• [YOUR TASK] Search the listing below for the string "Definisi" and show each line that contains it.

--- WORKING DATA ---

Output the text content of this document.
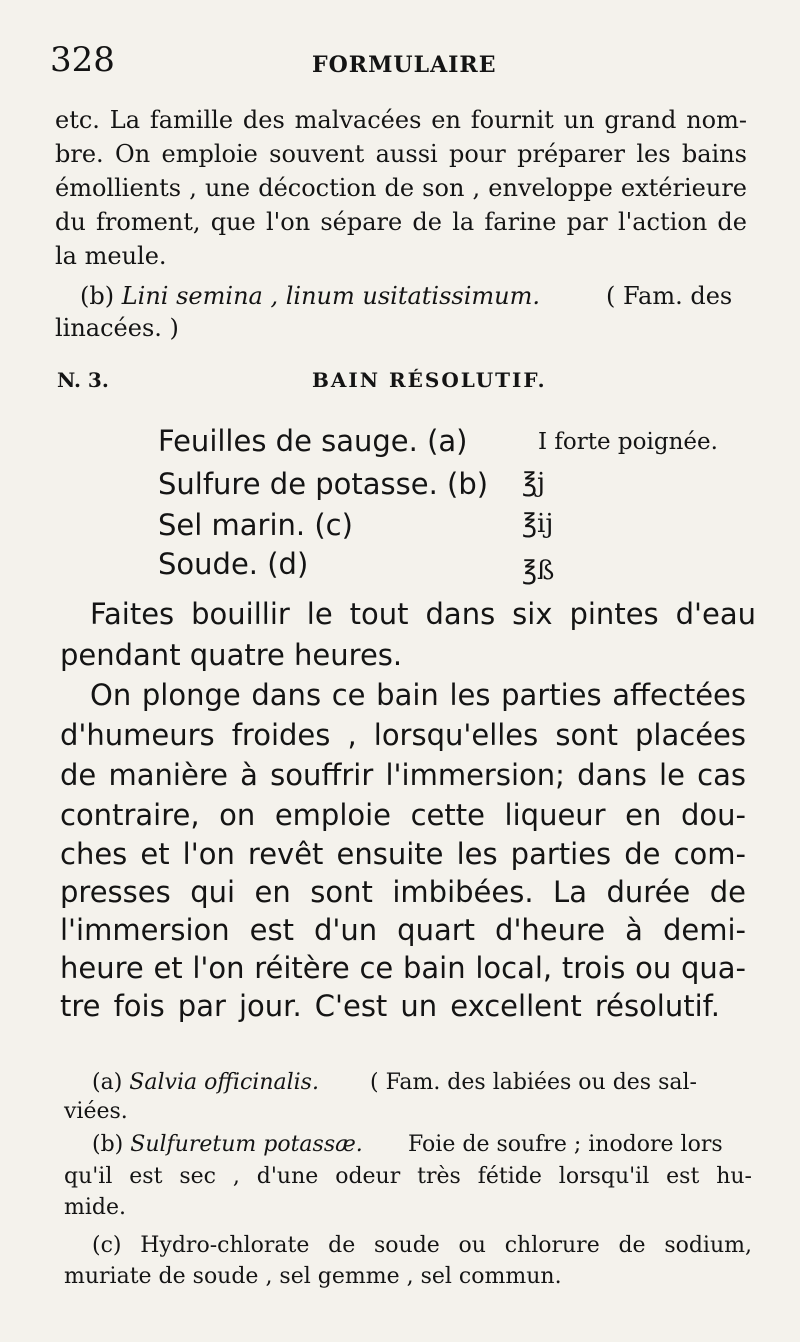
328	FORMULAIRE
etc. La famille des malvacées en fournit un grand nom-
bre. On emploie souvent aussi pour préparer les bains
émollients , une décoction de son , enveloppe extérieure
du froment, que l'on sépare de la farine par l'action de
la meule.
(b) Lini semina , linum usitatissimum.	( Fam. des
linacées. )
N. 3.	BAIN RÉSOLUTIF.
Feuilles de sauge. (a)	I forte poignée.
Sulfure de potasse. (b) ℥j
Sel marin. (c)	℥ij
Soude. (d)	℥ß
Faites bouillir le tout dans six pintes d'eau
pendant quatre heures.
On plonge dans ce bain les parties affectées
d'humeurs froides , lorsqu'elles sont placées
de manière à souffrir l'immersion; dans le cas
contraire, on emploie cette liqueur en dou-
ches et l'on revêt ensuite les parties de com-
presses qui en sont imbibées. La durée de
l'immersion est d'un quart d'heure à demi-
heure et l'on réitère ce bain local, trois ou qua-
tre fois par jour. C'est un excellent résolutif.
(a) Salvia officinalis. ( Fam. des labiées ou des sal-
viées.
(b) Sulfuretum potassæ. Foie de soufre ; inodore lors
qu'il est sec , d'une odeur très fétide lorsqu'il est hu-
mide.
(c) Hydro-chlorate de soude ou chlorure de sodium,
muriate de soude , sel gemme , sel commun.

---
--- WORKING DATA ---

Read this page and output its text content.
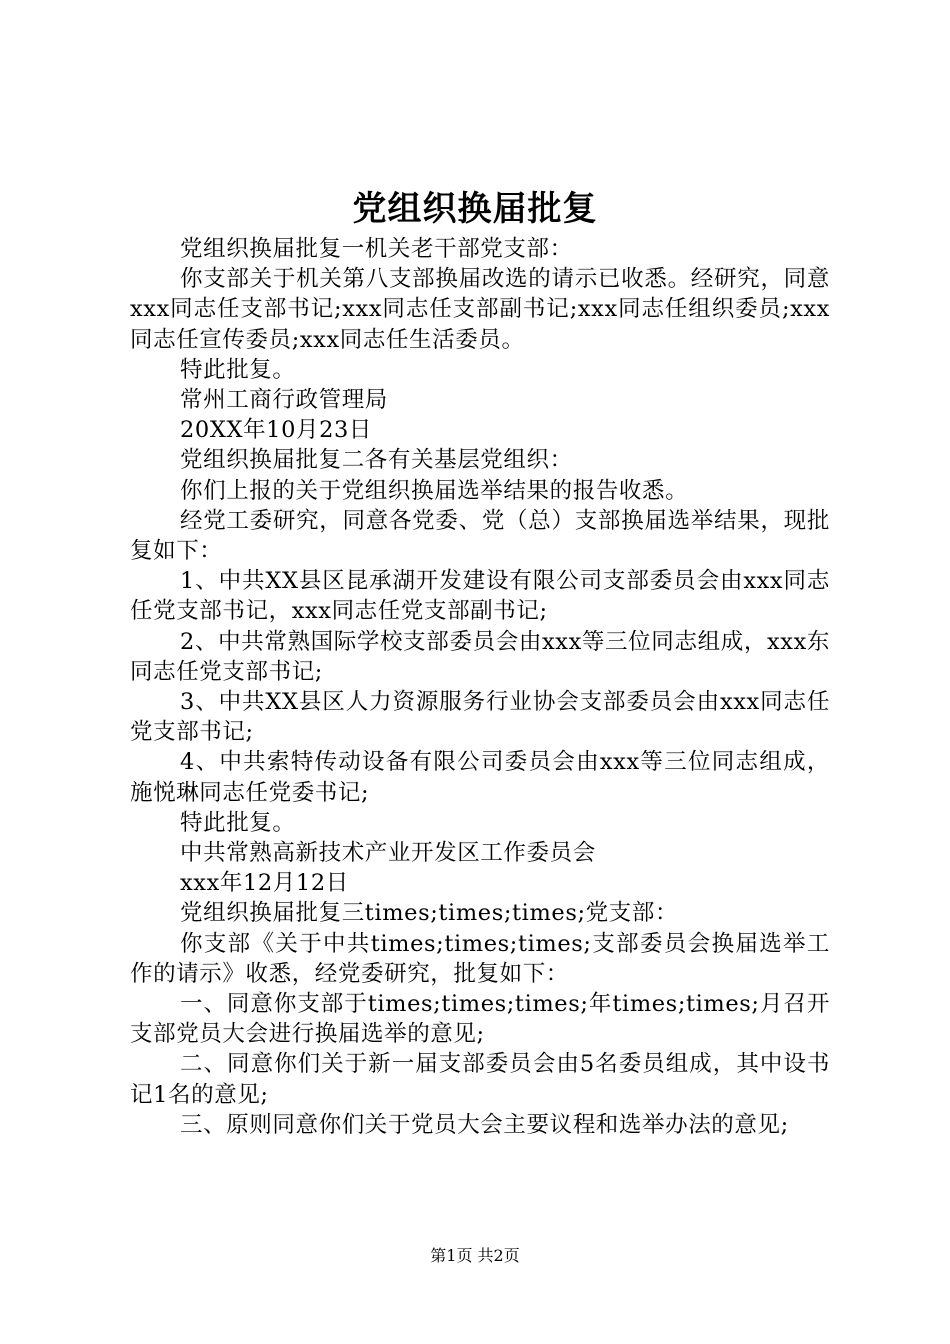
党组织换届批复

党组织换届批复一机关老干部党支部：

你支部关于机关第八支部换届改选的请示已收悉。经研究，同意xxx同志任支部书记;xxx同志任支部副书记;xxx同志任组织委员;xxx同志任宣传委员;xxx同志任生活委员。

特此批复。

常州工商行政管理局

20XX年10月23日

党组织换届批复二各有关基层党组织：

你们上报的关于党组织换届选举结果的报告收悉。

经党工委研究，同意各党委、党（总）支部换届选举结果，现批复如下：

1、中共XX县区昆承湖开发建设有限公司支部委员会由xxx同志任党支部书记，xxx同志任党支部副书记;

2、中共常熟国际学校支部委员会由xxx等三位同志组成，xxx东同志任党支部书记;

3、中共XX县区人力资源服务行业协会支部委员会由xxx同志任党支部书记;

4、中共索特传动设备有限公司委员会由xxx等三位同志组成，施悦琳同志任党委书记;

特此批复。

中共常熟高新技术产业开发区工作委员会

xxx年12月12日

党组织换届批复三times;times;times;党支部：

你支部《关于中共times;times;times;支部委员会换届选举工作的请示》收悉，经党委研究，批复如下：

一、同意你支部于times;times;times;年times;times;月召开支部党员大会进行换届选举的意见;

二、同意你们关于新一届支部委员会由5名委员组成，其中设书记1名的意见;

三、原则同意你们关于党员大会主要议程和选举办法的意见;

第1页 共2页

---
--- WORKING DATA ---

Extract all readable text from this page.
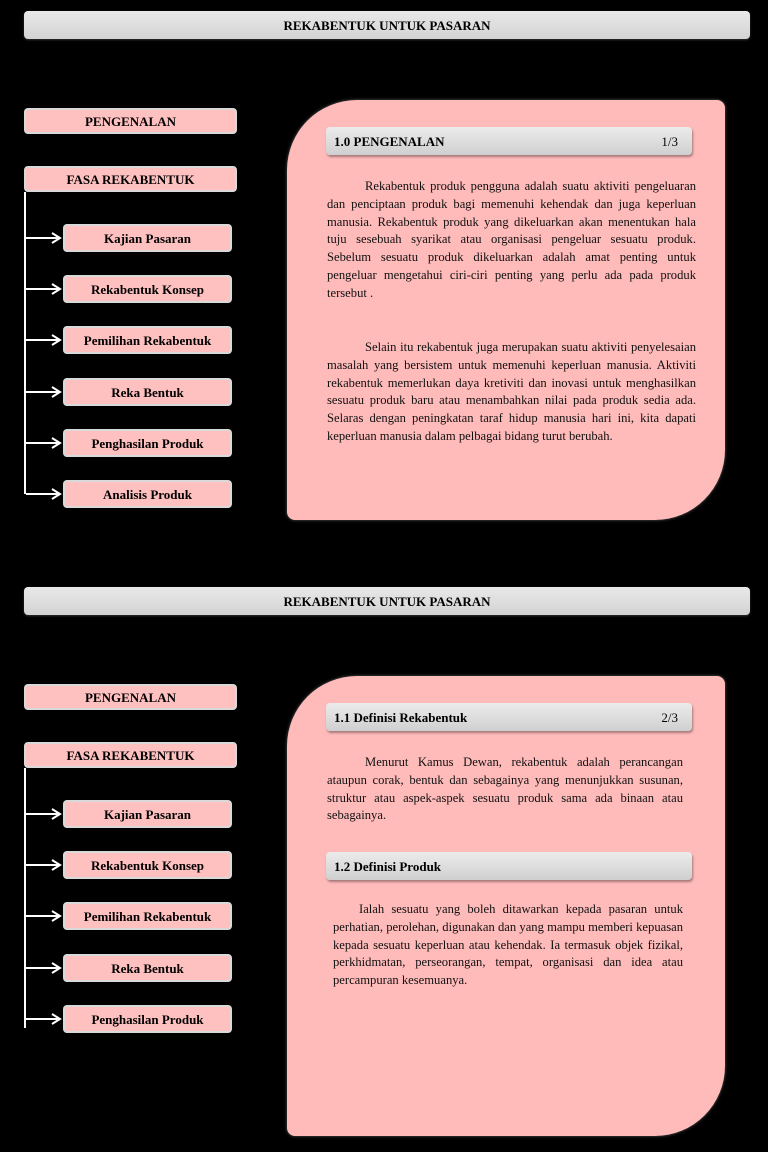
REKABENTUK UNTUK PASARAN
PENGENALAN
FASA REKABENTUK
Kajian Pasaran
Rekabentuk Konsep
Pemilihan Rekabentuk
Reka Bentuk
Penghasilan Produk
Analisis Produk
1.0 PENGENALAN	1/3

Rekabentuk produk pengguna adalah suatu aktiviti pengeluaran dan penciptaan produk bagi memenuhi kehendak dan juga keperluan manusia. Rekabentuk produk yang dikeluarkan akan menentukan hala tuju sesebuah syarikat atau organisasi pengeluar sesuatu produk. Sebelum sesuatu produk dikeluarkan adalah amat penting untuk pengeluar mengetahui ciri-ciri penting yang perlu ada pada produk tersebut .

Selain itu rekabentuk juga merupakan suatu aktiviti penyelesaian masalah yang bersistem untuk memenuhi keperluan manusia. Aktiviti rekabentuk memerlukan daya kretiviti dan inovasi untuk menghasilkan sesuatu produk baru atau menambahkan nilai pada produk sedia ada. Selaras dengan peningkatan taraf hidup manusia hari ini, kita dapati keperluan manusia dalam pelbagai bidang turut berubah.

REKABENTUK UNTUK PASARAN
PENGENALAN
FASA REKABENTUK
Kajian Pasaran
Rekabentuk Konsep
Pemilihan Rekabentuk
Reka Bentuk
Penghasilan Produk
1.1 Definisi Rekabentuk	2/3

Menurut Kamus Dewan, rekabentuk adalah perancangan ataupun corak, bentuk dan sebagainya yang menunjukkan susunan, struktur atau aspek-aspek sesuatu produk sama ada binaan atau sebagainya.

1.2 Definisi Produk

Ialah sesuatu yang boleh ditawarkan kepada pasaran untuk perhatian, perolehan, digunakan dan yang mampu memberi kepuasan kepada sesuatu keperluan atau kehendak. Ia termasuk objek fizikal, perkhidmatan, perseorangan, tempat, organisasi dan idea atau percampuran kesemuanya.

---

• [FULL SOLUTION]
1.1 Definisi Rekabentuk	2/3
1.2 Definisi Produk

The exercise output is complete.